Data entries
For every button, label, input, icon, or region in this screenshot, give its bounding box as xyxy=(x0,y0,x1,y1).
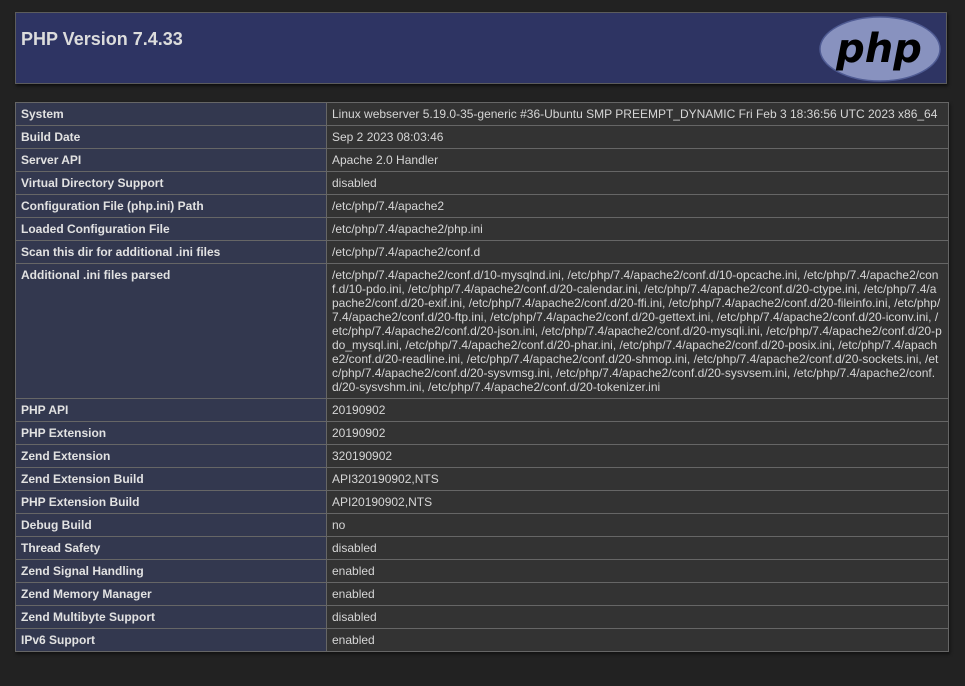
row-value: /etc/php/7.4/apache2/conf.d/10-mysqlnd.i… xyxy=(326,263,949,399)
page-title: PHP Version 7.4.33 xyxy=(21,29,183,49)
row-value: Sep 2 2023 08:03:46 xyxy=(326,125,949,149)
php-logo-text: php xyxy=(835,26,922,72)
row-value: enabled xyxy=(326,582,949,606)
row-key: Zend Extension xyxy=(15,444,327,468)
row-value: disabled xyxy=(326,605,949,629)
row-value: Apache 2.0 Handler xyxy=(326,148,949,172)
row-key: PHP Extension xyxy=(15,421,327,445)
row-key: PHP Extension Build xyxy=(15,490,327,514)
table-row: Zend Multibyte Support disabled xyxy=(15,605,949,629)
row-key: Build Date xyxy=(15,125,327,149)
table-row: System Linux webserver 5.19.0-35-generic … xyxy=(15,102,949,126)
row-key: Additional .ini files parsed xyxy=(15,263,327,399)
row-key: Server API xyxy=(15,148,327,172)
row-key: System xyxy=(15,102,327,126)
row-value: /etc/php/7.4/apache2/php.ini xyxy=(326,217,949,241)
table-row: PHP Extension Build API20190902,NTS xyxy=(15,490,949,514)
row-key: Zend Extension Build xyxy=(15,467,327,491)
php-logo-icon[interactable]: php xyxy=(819,16,941,82)
table-row: Zend Memory Manager enabled xyxy=(15,582,949,606)
row-value: 320190902 xyxy=(326,444,949,468)
row-value: Linux webserver 5.19.0-35-generic #36-Ub… xyxy=(326,102,949,126)
table-row: Debug Build no xyxy=(15,513,949,537)
row-value: disabled xyxy=(326,536,949,560)
row-key: Thread Safety xyxy=(15,536,327,560)
row-key: IPv6 Support xyxy=(15,628,327,652)
row-key: PHP API xyxy=(15,398,327,422)
table-row: Scan this dir for additional .ini files /… xyxy=(15,240,949,264)
row-value: API20190902,NTS xyxy=(326,490,949,514)
php-info-header: PHP Version 7.4.33 php xyxy=(15,12,947,84)
row-key: Zend Memory Manager xyxy=(15,582,327,606)
row-key: Zend Multibyte Support xyxy=(15,605,327,629)
table-row: Additional .ini files parsed/etc/php/7.4… xyxy=(15,263,949,399)
row-value: no xyxy=(326,513,949,537)
table-row: PHP API 20190902 xyxy=(15,398,949,422)
row-key: Loaded Configuration File xyxy=(15,217,327,241)
row-key: Configuration File (php.ini) Path xyxy=(15,194,327,218)
table-row: Virtual Directory Support disabled xyxy=(15,171,949,195)
table-row: Zend Extension Build API320190902,NTS xyxy=(15,467,949,491)
row-value: enabled xyxy=(326,559,949,583)
table-row: Thread Safety disabled xyxy=(15,536,949,560)
row-value: /etc/php/7.4/apache2 xyxy=(326,194,949,218)
table-row: Configuration File (php.ini) Path/etc/ph… xyxy=(15,194,949,218)
table-row: Build Date Sep 2 2023 08:03:46 xyxy=(15,125,949,149)
row-value: disabled xyxy=(326,171,949,195)
row-value: 20190902 xyxy=(326,398,949,422)
row-key: Scan this dir for additional .ini files xyxy=(15,240,327,264)
table-row: IPv6 Support enabled xyxy=(15,628,949,652)
php-info-table: System Linux webserver 5.19.0-35-generic … xyxy=(15,102,949,652)
row-value: 20190902 xyxy=(326,421,949,445)
table-row: Loaded Configuration File/etc/php/7.4/ap… xyxy=(15,217,949,241)
row-value: API320190902,NTS xyxy=(326,467,949,491)
table-row: Zend Extension 320190902 xyxy=(15,444,949,468)
table-row: Server API Apache 2.0 Handler xyxy=(15,148,949,172)
table-row: PHP Extension 20190902 xyxy=(15,421,949,445)
row-key: Debug Build xyxy=(15,513,327,537)
row-value: /etc/php/7.4/apache2/conf.d xyxy=(326,240,949,264)
row-value: enabled xyxy=(326,628,949,652)
table-row: Zend Signal Handling enabled xyxy=(15,559,949,583)
row-key: Zend Signal Handling xyxy=(15,559,327,583)
row-key: Virtual Directory Support xyxy=(15,171,327,195)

| STATED PROBLEM |
Select each line in the material above that contains the word "Handling".

| FINAL ANSWER |
table-row: Zend Signal Handling enabled xyxy=(15,559,949,583)
row-key: Zend Signal Handling xyxy=(15,559,327,583)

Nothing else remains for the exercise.